Document content entries
****

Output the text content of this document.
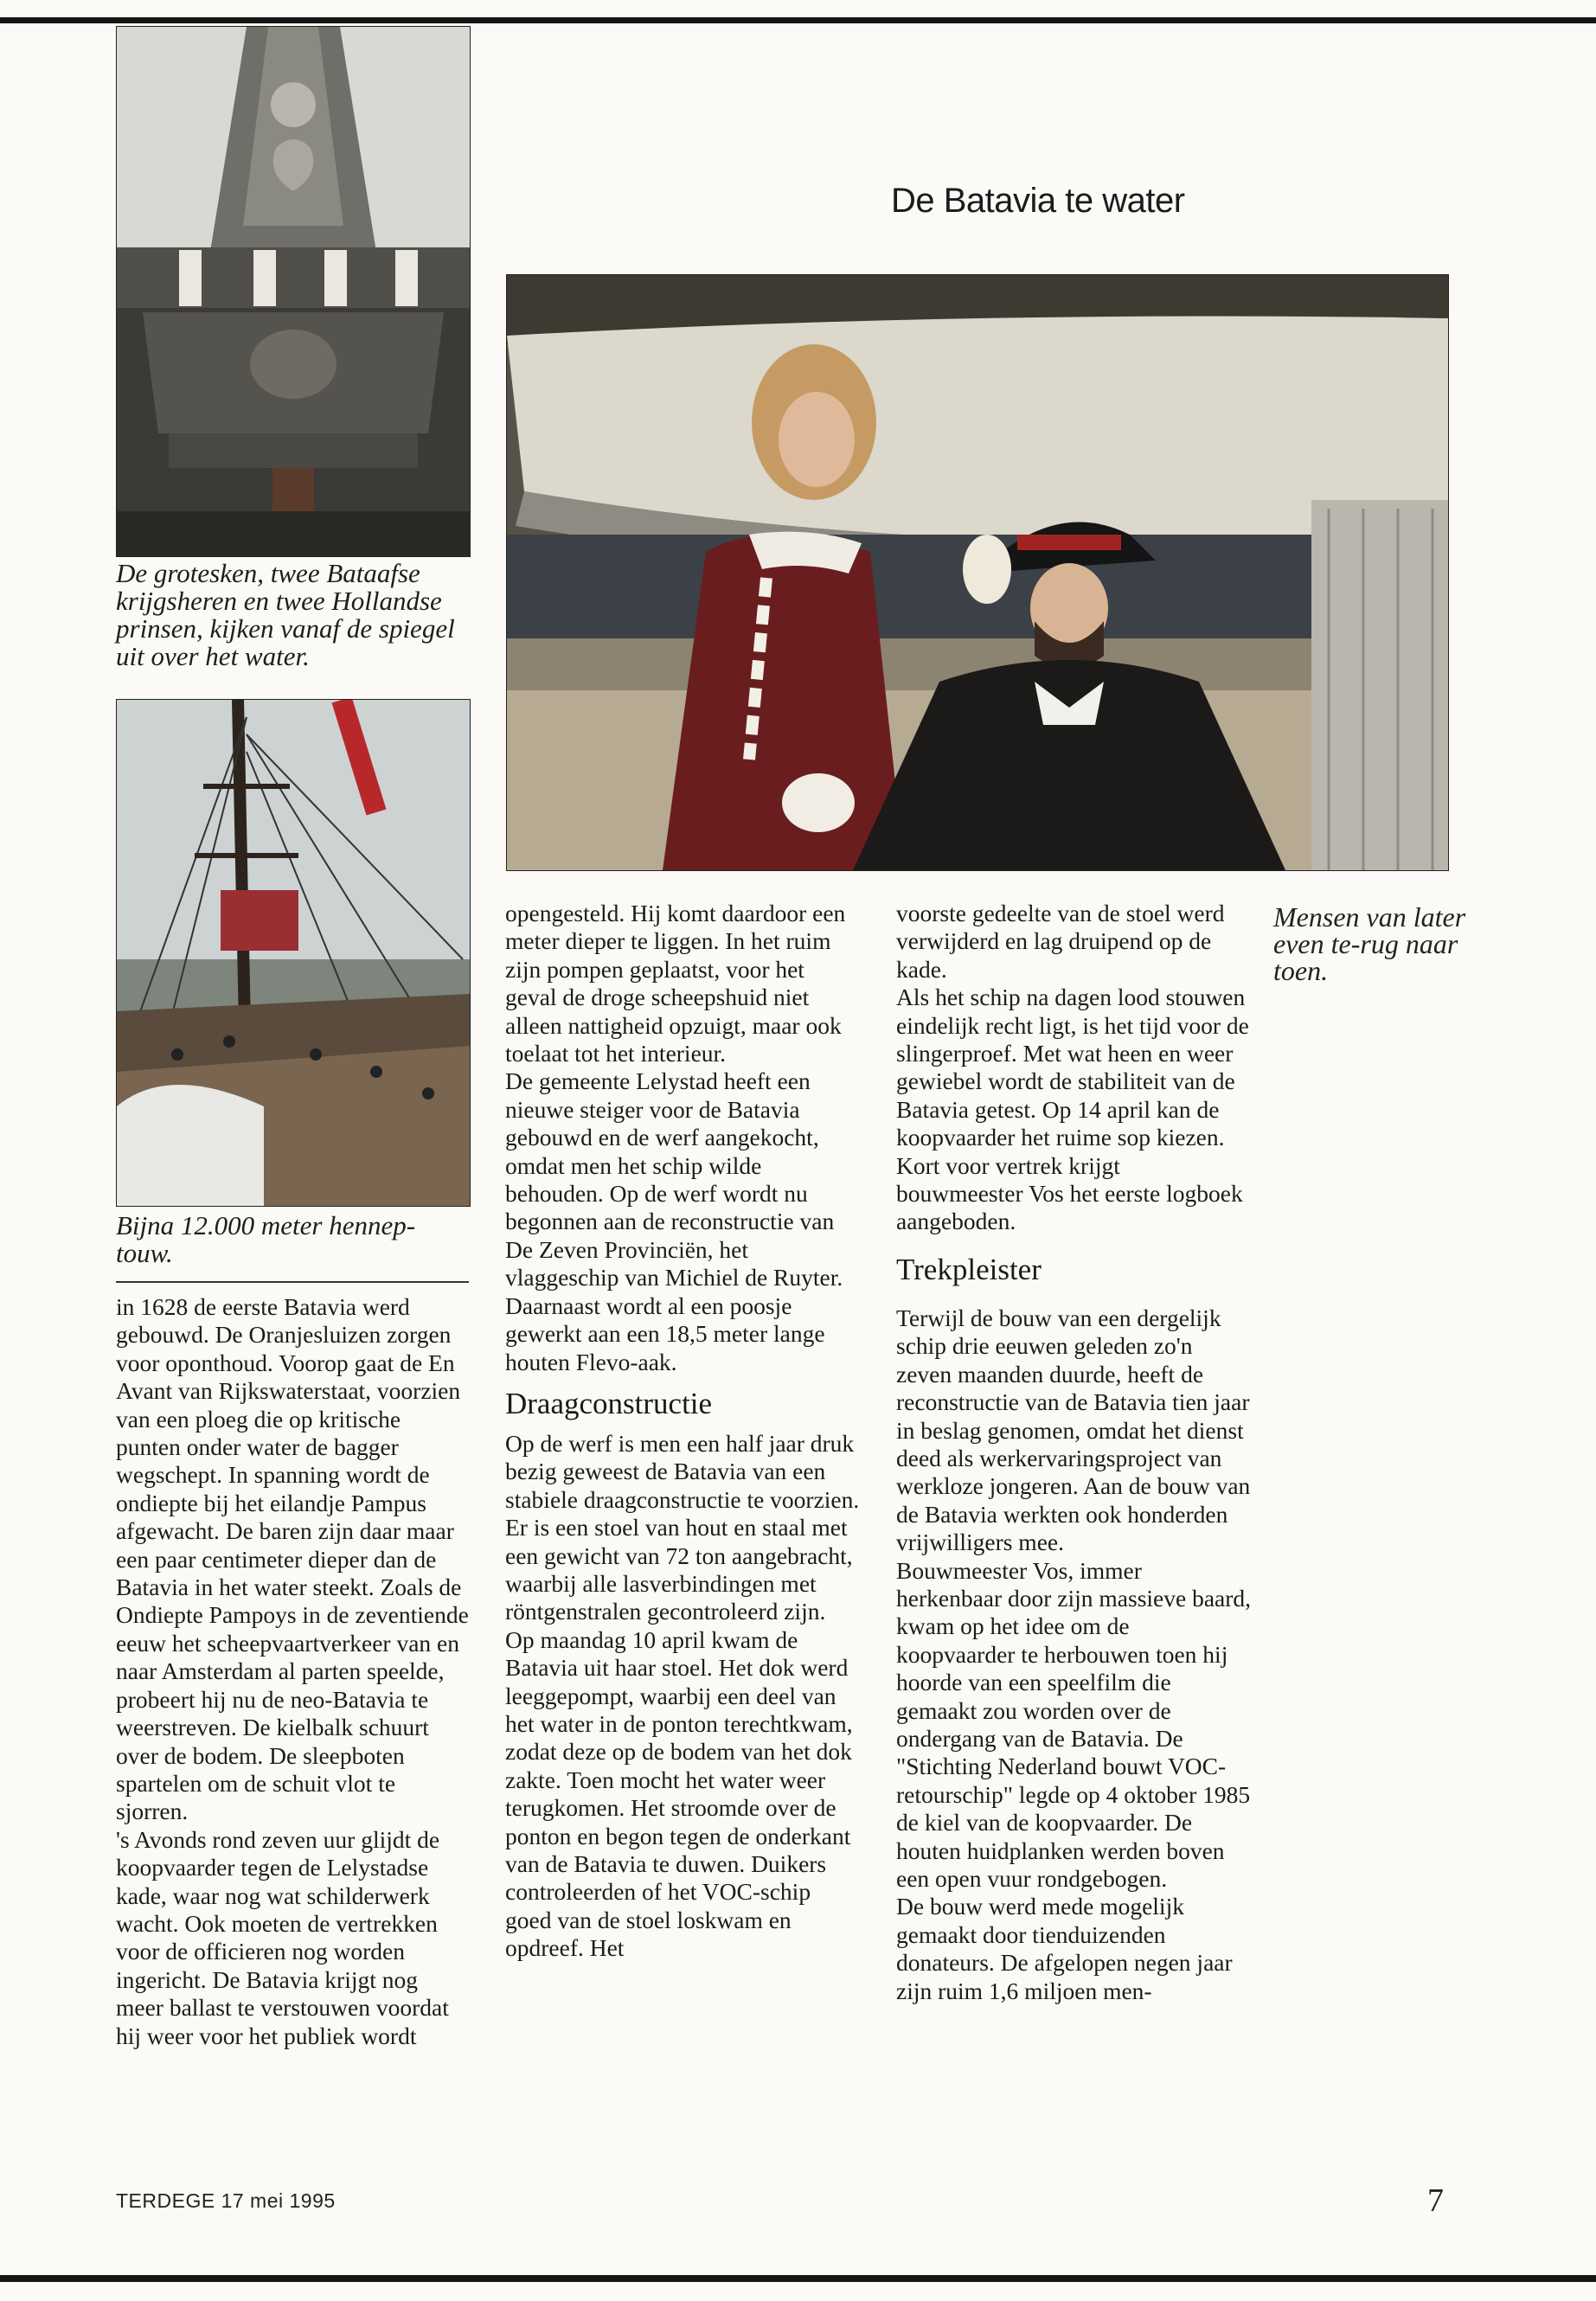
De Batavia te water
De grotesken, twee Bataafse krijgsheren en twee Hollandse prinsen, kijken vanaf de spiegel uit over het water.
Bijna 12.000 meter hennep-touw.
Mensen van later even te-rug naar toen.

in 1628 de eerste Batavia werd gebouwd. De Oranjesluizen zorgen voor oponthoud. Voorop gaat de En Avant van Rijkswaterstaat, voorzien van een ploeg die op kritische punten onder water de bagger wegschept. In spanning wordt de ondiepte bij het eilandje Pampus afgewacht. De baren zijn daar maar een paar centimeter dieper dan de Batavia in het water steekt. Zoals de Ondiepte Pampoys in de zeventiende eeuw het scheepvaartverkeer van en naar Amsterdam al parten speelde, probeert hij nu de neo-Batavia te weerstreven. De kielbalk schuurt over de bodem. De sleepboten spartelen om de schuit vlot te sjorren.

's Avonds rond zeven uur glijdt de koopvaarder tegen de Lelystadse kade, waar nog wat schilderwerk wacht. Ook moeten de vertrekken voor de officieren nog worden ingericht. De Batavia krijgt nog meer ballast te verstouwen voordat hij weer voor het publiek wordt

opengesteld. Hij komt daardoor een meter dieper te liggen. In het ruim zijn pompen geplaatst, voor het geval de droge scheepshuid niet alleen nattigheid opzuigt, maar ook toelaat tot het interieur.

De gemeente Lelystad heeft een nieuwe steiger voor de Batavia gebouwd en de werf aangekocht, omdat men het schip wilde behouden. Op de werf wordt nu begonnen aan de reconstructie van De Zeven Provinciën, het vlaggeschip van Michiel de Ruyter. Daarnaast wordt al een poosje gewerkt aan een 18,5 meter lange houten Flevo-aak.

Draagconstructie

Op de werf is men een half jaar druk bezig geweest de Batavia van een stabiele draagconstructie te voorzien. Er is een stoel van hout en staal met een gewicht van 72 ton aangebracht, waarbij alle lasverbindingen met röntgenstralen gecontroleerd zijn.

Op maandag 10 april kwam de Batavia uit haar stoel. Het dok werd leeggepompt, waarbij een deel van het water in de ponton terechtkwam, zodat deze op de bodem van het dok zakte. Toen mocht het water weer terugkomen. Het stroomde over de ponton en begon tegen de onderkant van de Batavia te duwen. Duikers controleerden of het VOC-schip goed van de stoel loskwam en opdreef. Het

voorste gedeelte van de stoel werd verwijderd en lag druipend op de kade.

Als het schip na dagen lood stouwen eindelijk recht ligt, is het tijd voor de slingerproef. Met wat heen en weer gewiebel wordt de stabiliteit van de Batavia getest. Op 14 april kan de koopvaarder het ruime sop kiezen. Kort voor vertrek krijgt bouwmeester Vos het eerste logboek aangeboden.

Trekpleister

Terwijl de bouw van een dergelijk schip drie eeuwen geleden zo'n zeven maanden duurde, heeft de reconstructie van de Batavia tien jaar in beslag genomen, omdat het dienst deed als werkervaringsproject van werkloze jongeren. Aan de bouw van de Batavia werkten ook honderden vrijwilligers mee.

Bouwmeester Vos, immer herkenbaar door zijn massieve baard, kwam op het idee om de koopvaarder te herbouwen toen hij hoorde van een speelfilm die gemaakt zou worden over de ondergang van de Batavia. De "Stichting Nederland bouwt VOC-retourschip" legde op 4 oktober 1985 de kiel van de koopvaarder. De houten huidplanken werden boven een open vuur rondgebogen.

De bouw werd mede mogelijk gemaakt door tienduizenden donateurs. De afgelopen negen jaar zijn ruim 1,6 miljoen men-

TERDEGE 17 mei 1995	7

****

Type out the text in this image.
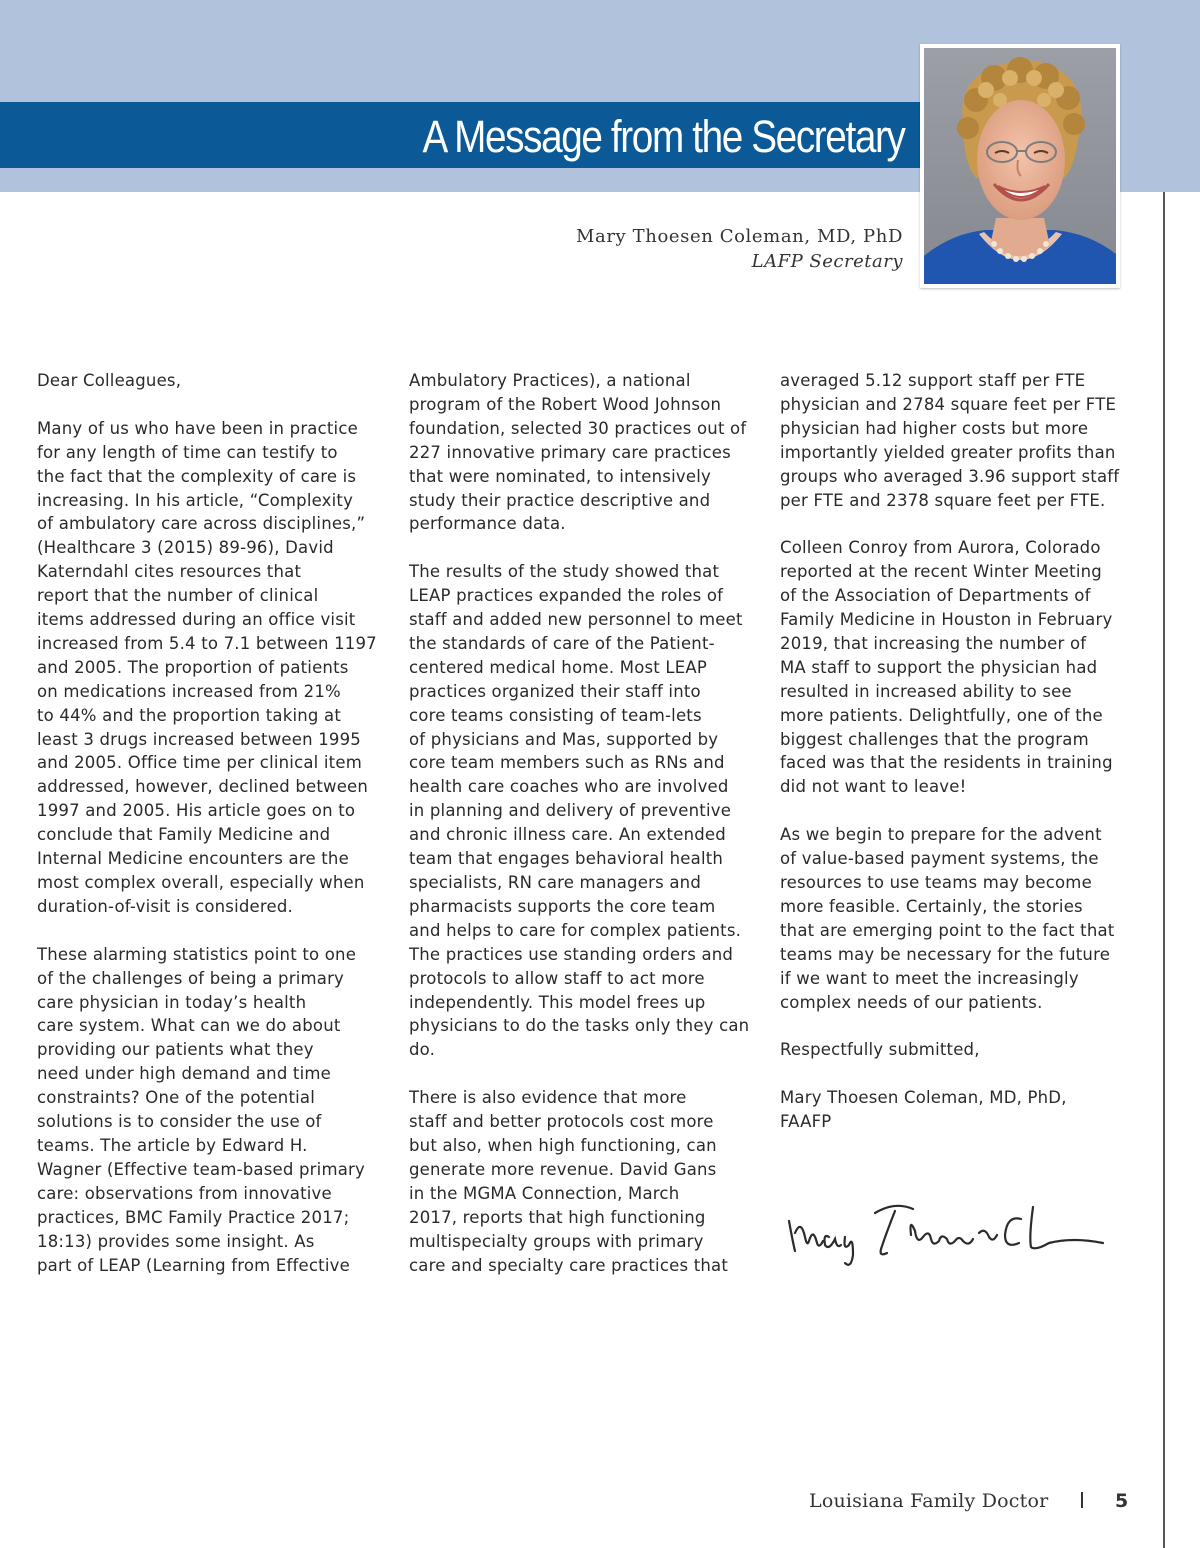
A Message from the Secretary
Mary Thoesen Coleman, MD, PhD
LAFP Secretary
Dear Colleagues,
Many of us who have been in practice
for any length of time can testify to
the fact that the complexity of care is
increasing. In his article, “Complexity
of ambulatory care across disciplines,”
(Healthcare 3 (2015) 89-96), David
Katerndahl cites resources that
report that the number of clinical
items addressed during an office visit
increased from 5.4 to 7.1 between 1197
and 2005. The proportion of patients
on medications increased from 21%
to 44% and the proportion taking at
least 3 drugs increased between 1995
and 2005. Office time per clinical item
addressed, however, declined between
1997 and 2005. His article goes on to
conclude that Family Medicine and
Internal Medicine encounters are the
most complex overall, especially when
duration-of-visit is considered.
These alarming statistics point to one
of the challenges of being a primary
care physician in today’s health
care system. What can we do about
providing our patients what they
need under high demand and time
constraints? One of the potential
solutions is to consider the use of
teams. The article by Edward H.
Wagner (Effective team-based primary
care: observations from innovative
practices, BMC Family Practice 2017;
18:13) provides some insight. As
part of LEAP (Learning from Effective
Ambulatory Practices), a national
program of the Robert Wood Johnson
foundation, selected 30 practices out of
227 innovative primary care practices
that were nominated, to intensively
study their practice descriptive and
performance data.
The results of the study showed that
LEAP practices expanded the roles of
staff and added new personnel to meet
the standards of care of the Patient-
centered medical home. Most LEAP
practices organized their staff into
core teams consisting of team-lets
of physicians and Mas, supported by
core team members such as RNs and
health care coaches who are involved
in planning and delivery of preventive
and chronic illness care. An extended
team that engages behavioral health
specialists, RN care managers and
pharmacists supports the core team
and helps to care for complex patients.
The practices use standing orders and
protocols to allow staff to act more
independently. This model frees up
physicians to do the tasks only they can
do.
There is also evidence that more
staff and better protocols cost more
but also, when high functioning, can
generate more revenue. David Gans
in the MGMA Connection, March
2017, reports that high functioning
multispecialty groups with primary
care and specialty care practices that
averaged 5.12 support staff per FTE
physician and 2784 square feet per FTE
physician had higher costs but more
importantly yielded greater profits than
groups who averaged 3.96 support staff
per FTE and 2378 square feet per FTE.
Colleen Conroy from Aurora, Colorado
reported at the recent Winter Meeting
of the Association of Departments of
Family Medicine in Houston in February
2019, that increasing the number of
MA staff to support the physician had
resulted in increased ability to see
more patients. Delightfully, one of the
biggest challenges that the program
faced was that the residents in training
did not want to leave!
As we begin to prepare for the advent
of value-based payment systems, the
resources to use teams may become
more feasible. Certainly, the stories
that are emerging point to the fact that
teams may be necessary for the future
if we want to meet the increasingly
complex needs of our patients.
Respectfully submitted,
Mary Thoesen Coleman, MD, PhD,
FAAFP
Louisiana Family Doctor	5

****

**DIRECTIONS FOR THIS TASK**
If a line of the entries above includes the word "number", count it; then state the total and nothing else.

**SOLUTION**
2